++++ Dataset records
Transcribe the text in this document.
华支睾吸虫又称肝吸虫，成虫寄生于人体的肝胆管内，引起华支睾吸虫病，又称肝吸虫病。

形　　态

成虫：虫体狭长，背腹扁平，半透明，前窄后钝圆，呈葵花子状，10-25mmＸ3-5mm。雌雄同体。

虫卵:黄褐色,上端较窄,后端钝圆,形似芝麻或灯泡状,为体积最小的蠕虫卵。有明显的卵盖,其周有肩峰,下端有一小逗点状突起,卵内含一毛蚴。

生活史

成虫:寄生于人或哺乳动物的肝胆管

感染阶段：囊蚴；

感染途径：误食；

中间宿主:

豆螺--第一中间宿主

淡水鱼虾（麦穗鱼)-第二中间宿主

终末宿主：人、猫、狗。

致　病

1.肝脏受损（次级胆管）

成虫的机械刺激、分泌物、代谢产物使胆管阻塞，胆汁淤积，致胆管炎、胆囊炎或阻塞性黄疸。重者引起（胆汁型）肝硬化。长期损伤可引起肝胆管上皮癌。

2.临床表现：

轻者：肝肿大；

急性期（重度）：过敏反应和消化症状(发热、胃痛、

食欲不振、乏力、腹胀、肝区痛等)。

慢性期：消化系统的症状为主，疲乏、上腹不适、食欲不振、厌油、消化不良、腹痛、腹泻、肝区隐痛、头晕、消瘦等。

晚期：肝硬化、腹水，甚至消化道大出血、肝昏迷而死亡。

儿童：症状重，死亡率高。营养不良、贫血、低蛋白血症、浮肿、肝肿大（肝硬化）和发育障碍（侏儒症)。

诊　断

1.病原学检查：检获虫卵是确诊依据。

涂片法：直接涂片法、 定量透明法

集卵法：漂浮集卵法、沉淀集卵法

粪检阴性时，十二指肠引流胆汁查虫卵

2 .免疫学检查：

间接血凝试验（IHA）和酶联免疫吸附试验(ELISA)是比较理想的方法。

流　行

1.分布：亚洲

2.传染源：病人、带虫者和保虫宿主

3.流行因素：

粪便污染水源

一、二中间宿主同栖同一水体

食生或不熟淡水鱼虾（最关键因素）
++++++++
Without leaving anything out, quote all the data.

_Expected answer_.
Transcribe the text in this document.
华支睾吸虫又称肝吸虫，成虫寄生于人体的肝胆管内，引起华支睾吸虫病，又称肝吸虫病。

形　　态

成虫：虫体狭长，背腹扁平，半透明，前窄后钝圆，呈葵花子状，10-25mmＸ3-5mm。雌雄同体。

虫卵:黄褐色,上端较窄,后端钝圆,形似芝麻或灯泡状,为体积最小的蠕虫卵。有明显的卵盖,其周有肩峰,下端有一小逗点状突起,卵内含一毛蚴。

生活史

成虫:寄生于人或哺乳动物的肝胆管

感染阶段：囊蚴；

感染途径：误食；

中间宿主:

豆螺--第一中间宿主

淡水鱼虾（麦穗鱼)-第二中间宿主

终末宿主：人、猫、狗。

致　病

1.肝脏受损（次级胆管）

成虫的机械刺激、分泌物、代谢产物使胆管阻塞，胆汁淤积，致胆管炎、胆囊炎或阻塞性黄疸。重者引起（胆汁型）肝硬化。长期损伤可引起肝胆管上皮癌。

2.临床表现：

轻者：肝肿大；

急性期（重度）：过敏反应和消化症状(发热、胃痛、

食欲不振、乏力、腹胀、肝区痛等)。

慢性期：消化系统的症状为主，疲乏、上腹不适、食欲不振、厌油、消化不良、腹痛、腹泻、肝区隐痛、头晕、消瘦等。

晚期：肝硬化、腹水，甚至消化道大出血、肝昏迷而死亡。

儿童：症状重，死亡率高。营养不良、贫血、低蛋白血症、浮肿、肝肿大（肝硬化）和发育障碍（侏儒症)。

诊　断

1.病原学检查：检获虫卵是确诊依据。

涂片法：直接涂片法、 定量透明法

集卵法：漂浮集卵法、沉淀集卵法

粪检阴性时，十二指肠引流胆汁查虫卵

2 .免疫学检查：

间接血凝试验（IHA）和酶联免疫吸附试验(ELISA)是比较理想的方法。

流　行

1.分布：亚洲

2.传染源：病人、带虫者和保虫宿主

3.流行因素：

粪便污染水源

一、二中间宿主同栖同一水体

食生或不熟淡水鱼虾（最关键因素）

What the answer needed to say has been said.